— GIVEN DATA —
-------
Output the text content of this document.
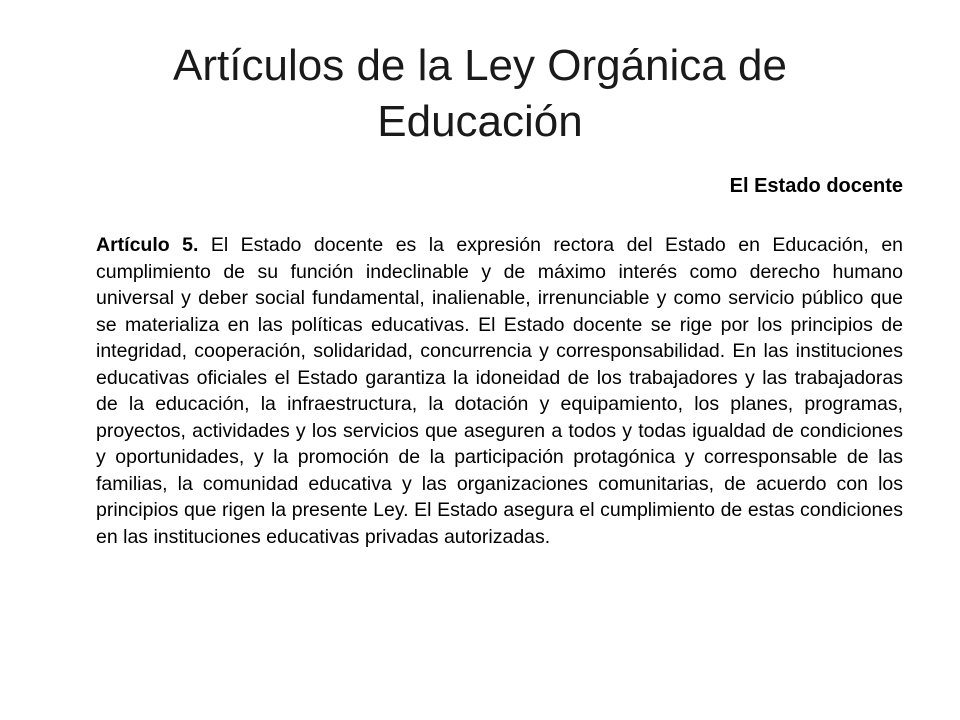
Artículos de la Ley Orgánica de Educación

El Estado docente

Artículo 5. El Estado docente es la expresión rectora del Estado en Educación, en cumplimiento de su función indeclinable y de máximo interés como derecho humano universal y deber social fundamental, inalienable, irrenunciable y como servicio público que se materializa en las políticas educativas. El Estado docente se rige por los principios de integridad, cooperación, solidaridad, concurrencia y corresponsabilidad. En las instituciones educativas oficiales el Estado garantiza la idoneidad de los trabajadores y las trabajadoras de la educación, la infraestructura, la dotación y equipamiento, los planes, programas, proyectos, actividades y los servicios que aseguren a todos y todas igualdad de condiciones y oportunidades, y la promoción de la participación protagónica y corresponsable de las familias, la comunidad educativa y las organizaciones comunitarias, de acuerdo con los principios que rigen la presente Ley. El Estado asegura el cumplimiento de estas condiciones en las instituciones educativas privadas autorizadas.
-------
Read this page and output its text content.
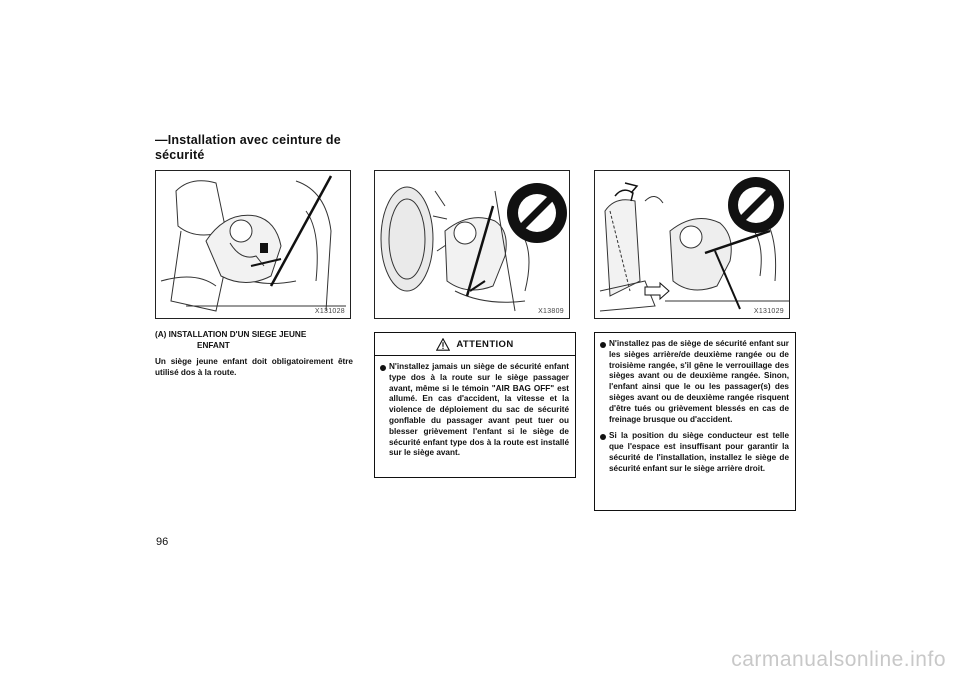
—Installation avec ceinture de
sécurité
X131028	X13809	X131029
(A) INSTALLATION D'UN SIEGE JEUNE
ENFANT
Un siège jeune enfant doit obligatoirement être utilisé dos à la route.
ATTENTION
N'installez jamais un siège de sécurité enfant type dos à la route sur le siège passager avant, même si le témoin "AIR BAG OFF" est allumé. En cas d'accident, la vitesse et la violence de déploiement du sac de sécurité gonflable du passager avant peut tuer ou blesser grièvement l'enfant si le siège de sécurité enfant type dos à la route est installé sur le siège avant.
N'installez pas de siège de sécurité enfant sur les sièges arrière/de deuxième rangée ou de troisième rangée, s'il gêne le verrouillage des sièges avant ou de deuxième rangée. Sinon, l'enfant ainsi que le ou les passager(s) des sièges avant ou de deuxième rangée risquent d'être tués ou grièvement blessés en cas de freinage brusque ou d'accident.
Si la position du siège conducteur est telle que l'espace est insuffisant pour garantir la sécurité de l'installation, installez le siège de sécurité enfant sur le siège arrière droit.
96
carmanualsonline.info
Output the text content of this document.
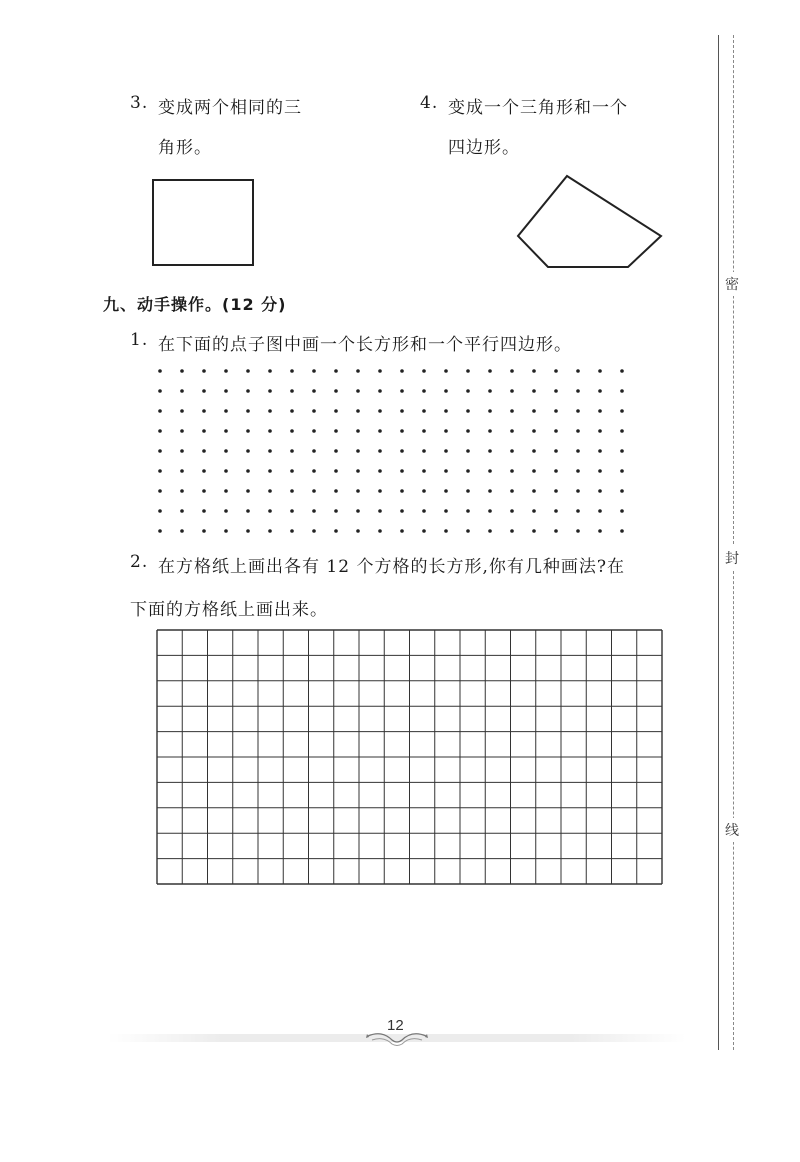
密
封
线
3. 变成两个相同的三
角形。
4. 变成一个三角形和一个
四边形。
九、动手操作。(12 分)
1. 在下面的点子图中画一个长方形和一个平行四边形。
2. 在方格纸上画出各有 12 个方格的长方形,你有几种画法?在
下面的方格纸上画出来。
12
-------
— WHAT IS NEEDED —
From the data above, pick out each line containing "être" and copy it.

— FULL OUTPUT —
Un siège jeune enfant doit obligatoirement être utilisé dos à la route.
N'installez pas de siège de sécurité enfant sur les sièges arrière/de deuxième rangée ou de troisième rangée, s'il gêne le verrouillage des sièges avant ou de deuxième rangée. Sinon, l'enfant ainsi que le ou les passager(s) des sièges avant ou de deuxième rangée risquent d'être tués ou grièvement blessés en cas de freinage brusque ou d'accident.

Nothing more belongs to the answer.